# Problem to work on:
Your task is to return the line containing "Type out the text in this image." plus every line after it, exactly and with nothing added.

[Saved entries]

::::::::

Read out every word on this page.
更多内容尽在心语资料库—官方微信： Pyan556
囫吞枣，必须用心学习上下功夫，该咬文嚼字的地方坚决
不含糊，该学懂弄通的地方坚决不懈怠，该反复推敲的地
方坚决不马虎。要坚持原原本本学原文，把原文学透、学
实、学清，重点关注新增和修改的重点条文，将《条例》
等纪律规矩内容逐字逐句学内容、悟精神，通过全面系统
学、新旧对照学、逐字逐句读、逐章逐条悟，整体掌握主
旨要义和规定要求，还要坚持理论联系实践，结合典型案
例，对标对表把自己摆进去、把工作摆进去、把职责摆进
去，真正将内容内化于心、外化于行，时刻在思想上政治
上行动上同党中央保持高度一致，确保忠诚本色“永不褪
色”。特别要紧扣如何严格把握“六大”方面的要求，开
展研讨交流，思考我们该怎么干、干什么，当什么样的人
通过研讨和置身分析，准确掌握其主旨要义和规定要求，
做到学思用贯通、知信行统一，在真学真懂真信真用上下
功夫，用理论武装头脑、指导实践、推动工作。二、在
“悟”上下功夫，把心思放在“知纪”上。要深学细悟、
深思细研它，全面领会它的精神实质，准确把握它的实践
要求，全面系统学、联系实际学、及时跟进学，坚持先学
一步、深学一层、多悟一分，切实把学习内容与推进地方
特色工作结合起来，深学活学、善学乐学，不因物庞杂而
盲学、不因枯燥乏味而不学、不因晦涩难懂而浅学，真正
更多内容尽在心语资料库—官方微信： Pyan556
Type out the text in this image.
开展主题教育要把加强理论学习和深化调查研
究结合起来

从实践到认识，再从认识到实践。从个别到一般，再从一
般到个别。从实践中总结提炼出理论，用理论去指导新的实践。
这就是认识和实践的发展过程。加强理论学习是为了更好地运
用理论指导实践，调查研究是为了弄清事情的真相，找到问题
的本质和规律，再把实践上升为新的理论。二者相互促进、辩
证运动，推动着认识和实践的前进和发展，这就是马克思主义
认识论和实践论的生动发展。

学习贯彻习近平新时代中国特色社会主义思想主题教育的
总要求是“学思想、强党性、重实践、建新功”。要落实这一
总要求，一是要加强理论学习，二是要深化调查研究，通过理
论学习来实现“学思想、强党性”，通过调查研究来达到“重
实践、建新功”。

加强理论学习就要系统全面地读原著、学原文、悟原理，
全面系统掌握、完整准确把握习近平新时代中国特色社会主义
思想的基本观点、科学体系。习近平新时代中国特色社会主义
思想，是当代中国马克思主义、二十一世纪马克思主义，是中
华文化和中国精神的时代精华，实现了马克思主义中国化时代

::::::::

# Solution to this exercise:
Type out the text in this image.
开展主题教育要把加强理论学习和深化调查研
究结合起来

从实践到认识，再从认识到实践。从个别到一般，再从一
般到个别。从实践中总结提炼出理论，用理论去指导新的实践。
这就是认识和实践的发展过程。加强理论学习是为了更好地运
用理论指导实践，调查研究是为了弄清事情的真相，找到问题
的本质和规律，再把实践上升为新的理论。二者相互促进、辩
证运动，推动着认识和实践的前进和发展，这就是马克思主义
认识论和实践论的生动发展。

学习贯彻习近平新时代中国特色社会主义思想主题教育的
总要求是“学思想、强党性、重实践、建新功”。要落实这一
总要求，一是要加强理论学习，二是要深化调查研究，通过理
论学习来实现“学思想、强党性”，通过调查研究来达到“重
实践、建新功”。

加强理论学习就要系统全面地读原著、学原文、悟原理，
全面系统掌握、完整准确把握习近平新时代中国特色社会主义
思想的基本观点、科学体系。习近平新时代中国特色社会主义
思想，是当代中国马克思主义、二十一世纪马克思主义，是中
华文化和中国精神的时代精华，实现了马克思主义中国化时代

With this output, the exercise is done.